To be done ▸ In the data, extract each line that holds the string "America".

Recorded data
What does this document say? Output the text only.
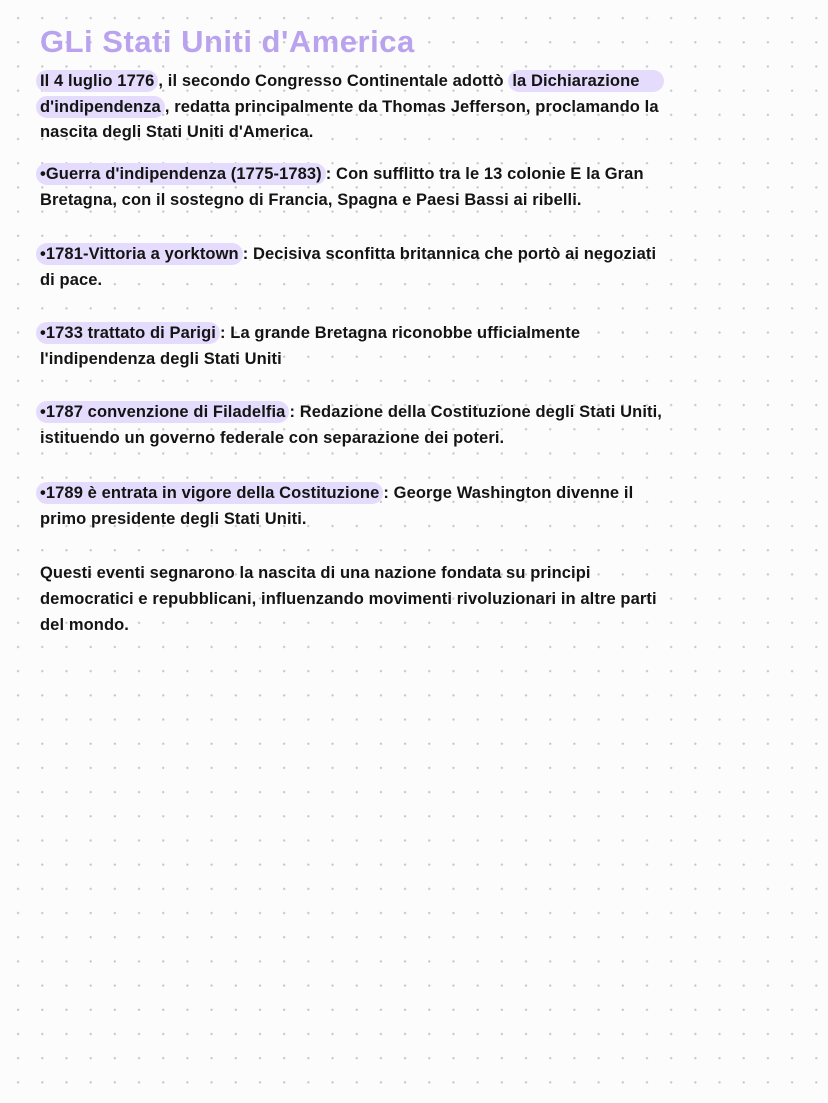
GLi Stati Uniti d'America
Il 4 luglio 1776 , il secondo Congresso Continentale adottò la Dichiarazione
d'indipendenza , redatta principalmente da Thomas Jefferson, proclamando la
nascita degli Stati Uniti d'America.
•Guerra d'indipendenza (1775-1783) : Con sufflitto tra le 13 colonie E la Gran
Bretagna, con il sostegno di Francia, Spagna e Paesi Bassi ai ribelli.
•1781-Vittoria a yorktown : Decisiva sconfitta britannica che portò ai negoziati
di pace.
•1733 trattato di Parigi : La grande Bretagna riconobbe ufficialmente
l'indipendenza degli Stati Uniti
•1787 convenzione di Filadelfia : Redazione della Costituzione degli Stati Uniti,
istituendo un governo federale con separazione dei poteri.
•1789 è entrata in vigore della Costituzione : George Washington divenne il
primo presidente degli Stati Uniti.
Questi eventi segnarono la nascita di una nazione fondata su principi
democratici e repubblicani, influenzando movimenti rivoluzionari in altre parti
del mondo.
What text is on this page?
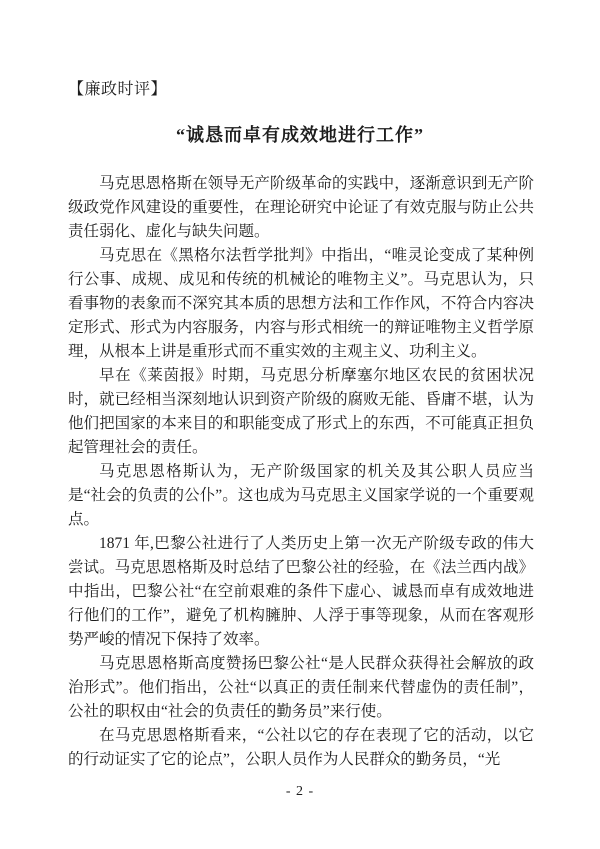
【廉政时评】
“诚恳而卓有成效地进行工作”

马克思恩格斯在领导无产阶级革命的实践中，逐渐意识到无产阶级政党作风建设的重要性，在理论研究中论证了有效克服与防止公共责任弱化、虚化与缺失问题。

马克思在《黑格尔法哲学批判》中指出，“唯灵论变成了某种例行公事、成规、成见和传统的机械论的唯物主义”。马克思认为，只看事物的表象而不深究其本质的思想方法和工作作风，不符合内容决定形式、形式为内容服务，内容与形式相统一的辩证唯物主义哲学原理，从根本上讲是重形式而不重实效的主观主义、功利主义。

早在《莱茵报》时期，马克思分析摩塞尔地区农民的贫困状况时，就已经相当深刻地认识到资产阶级的腐败无能、昏庸不堪，认为他们把国家的本来目的和职能变成了形式上的东西，不可能真正担负起管理社会的责任。

马克思恩格斯认为，无产阶级国家的机关及其公职人员应当是“社会的负责的公仆”。这也成为马克思主义国家学说的一个重要观点。

1871 年,巴黎公社进行了人类历史上第一次无产阶级专政的伟大尝试。马克思恩格斯及时总结了巴黎公社的经验，在《法兰西内战》中指出，巴黎公社“在空前艰难的条件下虚心、诚恳而卓有成效地进行他们的工作”，避免了机构臃肿、人浮于事等现象，从而在客观形势严峻的情况下保持了效率。

马克思恩格斯高度赞扬巴黎公社“是人民群众获得社会解放的政治形式”。他们指出，公社“以真正的责任制来代替虚伪的责任制”，公社的职权由“社会的负责任的勤务员”来行使。

在马克思恩格斯看来，“公社以它的存在表现了它的活动，以它的行动证实了它的论点”，公职人员作为人民群众的勤务员，“光

- 2 -
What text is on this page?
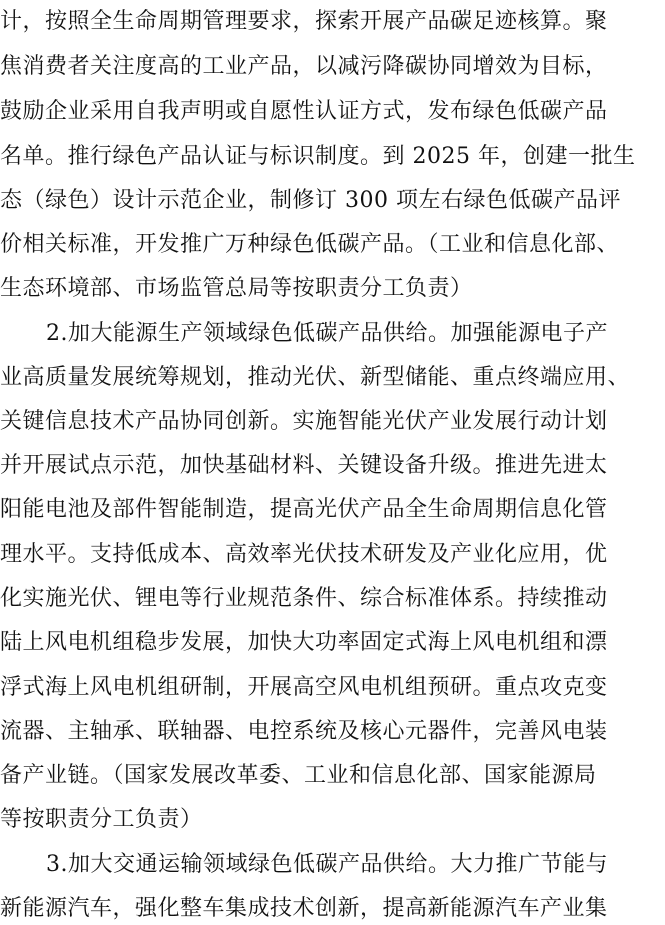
计，按照全生命周期管理要求，探索开展产品碳足迹核算。聚
焦消费者关注度高的工业产品，以减污降碳协同增效为目标，
鼓励企业采用自我声明或自愿性认证方式，发布绿色低碳产品
名单。推行绿色产品认证与标识制度。到 2025 年，创建一批生
态（绿色）设计示范企业，制修订 300 项左右绿色低碳产品评
价相关标准，开发推广万种绿色低碳产品。（工业和信息化部、
生态环境部、市场监管总局等按职责分工负责）
2.加大能源生产领域绿色低碳产品供给。加强能源电子产
业高质量发展统筹规划，推动光伏、新型储能、重点终端应用、
关键信息技术产品协同创新。实施智能光伏产业发展行动计划
并开展试点示范，加快基础材料、关键设备升级。推进先进太
阳能电池及部件智能制造，提高光伏产品全生命周期信息化管
理水平。支持低成本、高效率光伏技术研发及产业化应用，优
化实施光伏、锂电等行业规范条件、综合标准体系。持续推动
陆上风电机组稳步发展，加快大功率固定式海上风电机组和漂
浮式海上风电机组研制，开展高空风电机组预研。重点攻克变
流器、主轴承、联轴器、电控系统及核心元器件，完善风电装
备产业链。（国家发展改革委、工业和信息化部、国家能源局
等按职责分工负责）
3.加大交通运输领域绿色低碳产品供给。大力推广节能与
新能源汽车，强化整车集成技术创新，提高新能源汽车产业集
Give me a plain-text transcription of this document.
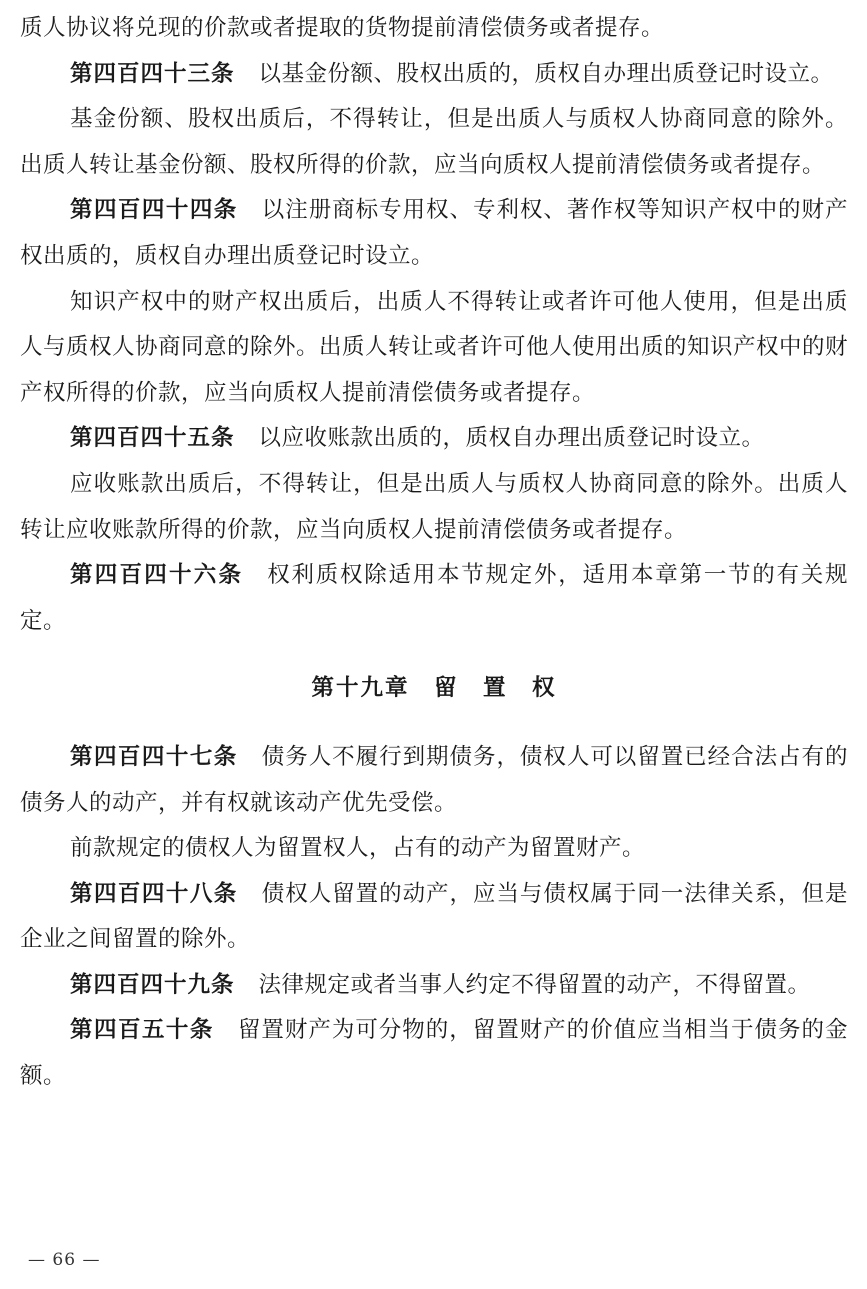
质人协议将兑现的价款或者提取的货物提前清偿债务或者提存。

第四百四十三条 以基金份额、股权出质的，质权自办理出质登记时设立。

基金份额、股权出质后，不得转让，但是出质人与质权人协商同意的除外。出质人转让基金份额、股权所得的价款，应当向质权人提前清偿债务或者提存。

第四百四十四条 以注册商标专用权、专利权、著作权等知识产权中的财产权出质的，质权自办理出质登记时设立。

知识产权中的财产权出质后，出质人不得转让或者许可他人使用，但是出质人与质权人协商同意的除外。出质人转让或者许可他人使用出质的知识产权中的财产权所得的价款，应当向质权人提前清偿债务或者提存。

第四百四十五条 以应收账款出质的，质权自办理出质登记时设立。

应收账款出质后，不得转让，但是出质人与质权人协商同意的除外。出质人转让应收账款所得的价款，应当向质权人提前清偿债务或者提存。

第四百四十六条 权利质权除适用本节规定外，适用本章第一节的有关规定。

第十九章　留　置　权

第四百四十七条 债务人不履行到期债务，债权人可以留置已经合法占有的债务人的动产，并有权就该动产优先受偿。

前款规定的债权人为留置权人，占有的动产为留置财产。

第四百四十八条 债权人留置的动产，应当与债权属于同一法律关系，但是企业之间留置的除外。

第四百四十九条 法律规定或者当事人约定不得留置的动产，不得留置。

第四百五十条 留置财产为可分物的，留置财产的价值应当相当于债务的金额。

— 66 —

Finished task ▸
GLi Stati Uniti d'America
nascita degli Stati Uniti d'America.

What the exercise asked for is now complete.